TASK PROMPT ▸ Gather the lines that hold the string "其为惑也".

EXCERPTED RECORDS ▸
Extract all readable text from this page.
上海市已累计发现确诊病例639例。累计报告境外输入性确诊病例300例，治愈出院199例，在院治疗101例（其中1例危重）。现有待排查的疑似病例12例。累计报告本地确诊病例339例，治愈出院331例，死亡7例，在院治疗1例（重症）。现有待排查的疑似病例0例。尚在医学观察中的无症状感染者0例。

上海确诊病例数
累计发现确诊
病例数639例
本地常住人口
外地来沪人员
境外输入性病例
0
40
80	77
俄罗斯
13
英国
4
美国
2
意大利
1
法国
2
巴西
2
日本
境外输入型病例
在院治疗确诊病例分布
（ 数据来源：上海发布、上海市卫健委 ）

* * *

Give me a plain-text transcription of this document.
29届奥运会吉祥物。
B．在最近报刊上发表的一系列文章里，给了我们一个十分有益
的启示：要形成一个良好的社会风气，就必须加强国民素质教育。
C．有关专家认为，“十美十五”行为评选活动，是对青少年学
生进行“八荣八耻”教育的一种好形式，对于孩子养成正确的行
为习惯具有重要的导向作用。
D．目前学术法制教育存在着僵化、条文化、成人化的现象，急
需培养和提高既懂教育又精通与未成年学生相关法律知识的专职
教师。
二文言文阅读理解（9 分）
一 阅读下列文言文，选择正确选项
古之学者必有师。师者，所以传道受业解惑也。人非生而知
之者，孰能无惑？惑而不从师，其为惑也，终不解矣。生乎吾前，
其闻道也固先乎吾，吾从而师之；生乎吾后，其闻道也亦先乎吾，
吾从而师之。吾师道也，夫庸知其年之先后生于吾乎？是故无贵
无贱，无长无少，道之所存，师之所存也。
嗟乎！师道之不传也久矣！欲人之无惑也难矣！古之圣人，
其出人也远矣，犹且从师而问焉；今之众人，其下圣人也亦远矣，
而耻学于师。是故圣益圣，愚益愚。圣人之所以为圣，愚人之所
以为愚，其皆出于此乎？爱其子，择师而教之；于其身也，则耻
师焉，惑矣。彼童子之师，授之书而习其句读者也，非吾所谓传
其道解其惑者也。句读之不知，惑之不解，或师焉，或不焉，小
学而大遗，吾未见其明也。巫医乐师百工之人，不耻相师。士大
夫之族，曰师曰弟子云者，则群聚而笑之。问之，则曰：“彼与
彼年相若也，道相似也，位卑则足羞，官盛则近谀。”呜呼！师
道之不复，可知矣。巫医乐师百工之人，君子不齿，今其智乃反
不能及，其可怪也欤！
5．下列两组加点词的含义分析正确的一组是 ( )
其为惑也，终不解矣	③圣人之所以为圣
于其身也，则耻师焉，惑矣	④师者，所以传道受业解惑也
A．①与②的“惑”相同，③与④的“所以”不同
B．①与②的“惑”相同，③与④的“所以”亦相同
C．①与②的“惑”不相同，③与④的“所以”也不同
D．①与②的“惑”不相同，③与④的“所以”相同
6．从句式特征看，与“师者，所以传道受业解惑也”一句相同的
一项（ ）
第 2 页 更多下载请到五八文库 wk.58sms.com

SOLUTION TO THE EXERCISE ▸
之者，孰能无惑？惑而不从师，其为惑也，终不解矣。生乎吾前，
其为惑也，终不解矣	③圣人之所以为圣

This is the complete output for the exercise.